Work to do: Reproduce every entry exactly, without alteration.

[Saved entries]

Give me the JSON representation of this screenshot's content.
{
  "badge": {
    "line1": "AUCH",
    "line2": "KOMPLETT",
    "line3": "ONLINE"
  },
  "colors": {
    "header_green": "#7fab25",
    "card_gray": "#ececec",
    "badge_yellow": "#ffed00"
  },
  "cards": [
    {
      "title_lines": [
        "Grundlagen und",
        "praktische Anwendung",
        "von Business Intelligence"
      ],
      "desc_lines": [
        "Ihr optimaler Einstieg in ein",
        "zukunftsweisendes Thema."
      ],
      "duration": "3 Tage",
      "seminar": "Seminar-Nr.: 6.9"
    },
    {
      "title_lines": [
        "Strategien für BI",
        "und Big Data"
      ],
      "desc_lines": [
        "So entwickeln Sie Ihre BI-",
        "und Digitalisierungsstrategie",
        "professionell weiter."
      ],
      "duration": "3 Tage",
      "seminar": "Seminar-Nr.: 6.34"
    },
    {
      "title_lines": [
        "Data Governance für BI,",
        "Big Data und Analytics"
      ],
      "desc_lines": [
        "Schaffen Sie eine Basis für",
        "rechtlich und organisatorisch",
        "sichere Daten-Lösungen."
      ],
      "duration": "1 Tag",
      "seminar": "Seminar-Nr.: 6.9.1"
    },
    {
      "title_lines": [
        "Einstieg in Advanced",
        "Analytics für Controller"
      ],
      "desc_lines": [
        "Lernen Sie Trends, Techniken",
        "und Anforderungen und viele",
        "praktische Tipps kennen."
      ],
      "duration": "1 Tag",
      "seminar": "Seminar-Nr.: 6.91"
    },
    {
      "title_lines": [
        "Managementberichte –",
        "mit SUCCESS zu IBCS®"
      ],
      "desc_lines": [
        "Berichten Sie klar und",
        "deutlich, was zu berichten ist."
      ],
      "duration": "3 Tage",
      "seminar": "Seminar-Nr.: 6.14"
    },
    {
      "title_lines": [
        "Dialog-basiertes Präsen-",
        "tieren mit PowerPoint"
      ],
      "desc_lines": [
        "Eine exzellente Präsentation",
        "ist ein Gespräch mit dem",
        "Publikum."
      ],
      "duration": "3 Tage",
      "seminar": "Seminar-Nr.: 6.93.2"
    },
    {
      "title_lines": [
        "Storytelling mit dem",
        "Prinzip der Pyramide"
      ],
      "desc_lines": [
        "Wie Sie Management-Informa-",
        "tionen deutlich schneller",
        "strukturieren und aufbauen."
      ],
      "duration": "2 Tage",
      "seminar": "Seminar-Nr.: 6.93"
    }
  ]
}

Completed task:
Give me the JSON representation of this screenshot's content.
{
  "badge": {
    "line1": "AUCH",
    "line2": "KOMPLETT",
    "line3": "ONLINE"
  },
  "colors": {
    "header_green": "#7fab25",
    "card_gray": "#ececec",
    "badge_yellow": "#ffed00"
  },
  "cards": [
    {
      "title_lines": [
        "Grundlagen und",
        "praktische Anwendung",
        "von Business Intelligence"
      ],
      "desc_lines": [
        "Ihr optimaler Einstieg in ein",
        "zukunftsweisendes Thema."
      ],
      "duration": "3 Tage",
      "seminar": "Seminar-Nr.: 6.9"
    },
    {
      "title_lines": [
        "Strategien für BI",
        "und Big Data"
      ],
      "desc_lines": [
        "So entwickeln Sie Ihre BI-",
        "und Digitalisierungsstrategie",
        "professionell weiter."
      ],
      "duration": "3 Tage",
      "seminar": "Seminar-Nr.: 6.34"
    },
    {
      "title_lines": [
        "Data Governance für BI,",
        "Big Data und Analytics"
      ],
      "desc_lines": [
        "Schaffen Sie eine Basis für",
        "rechtlich und organisatorisch",
        "sichere Daten-Lösungen."
      ],
      "duration": "1 Tag",
      "seminar": "Seminar-Nr.: 6.9.1"
    },
    {
      "title_lines": [
        "Einstieg in Advanced",
        "Analytics für Controller"
      ],
      "desc_lines": [
        "Lernen Sie Trends, Techniken",
        "und Anforderungen und viele",
        "praktische Tipps kennen."
      ],
      "duration": "1 Tag",
      "seminar": "Seminar-Nr.: 6.91"
    },
    {
      "title_lines": [
        "Managementberichte –",
        "mit SUCCESS zu IBCS®"
      ],
      "desc_lines": [
        "Berichten Sie klar und",
        "deutlich, was zu berichten ist."
      ],
      "duration": "3 Tage",
      "seminar": "Seminar-Nr.: 6.14"
    },
    {
      "title_lines": [
        "Dialog-basiertes Präsen-",
        "tieren mit PowerPoint"
      ],
      "desc_lines": [
        "Eine exzellente Präsentation",
        "ist ein Gespräch mit dem",
        "Publikum."
      ],
      "duration": "3 Tage",
      "seminar": "Seminar-Nr.: 6.93.2"
    },
    {
      "title_lines": [
        "Storytelling mit dem",
        "Prinzip der Pyramide"
      ],
      "desc_lines": [
        "Wie Sie Management-Informa-",
        "tionen deutlich schneller",
        "strukturieren und aufbauen."
      ],
      "duration": "2 Tage",
      "seminar": "Seminar-Nr.: 6.93"
    }
  ]
}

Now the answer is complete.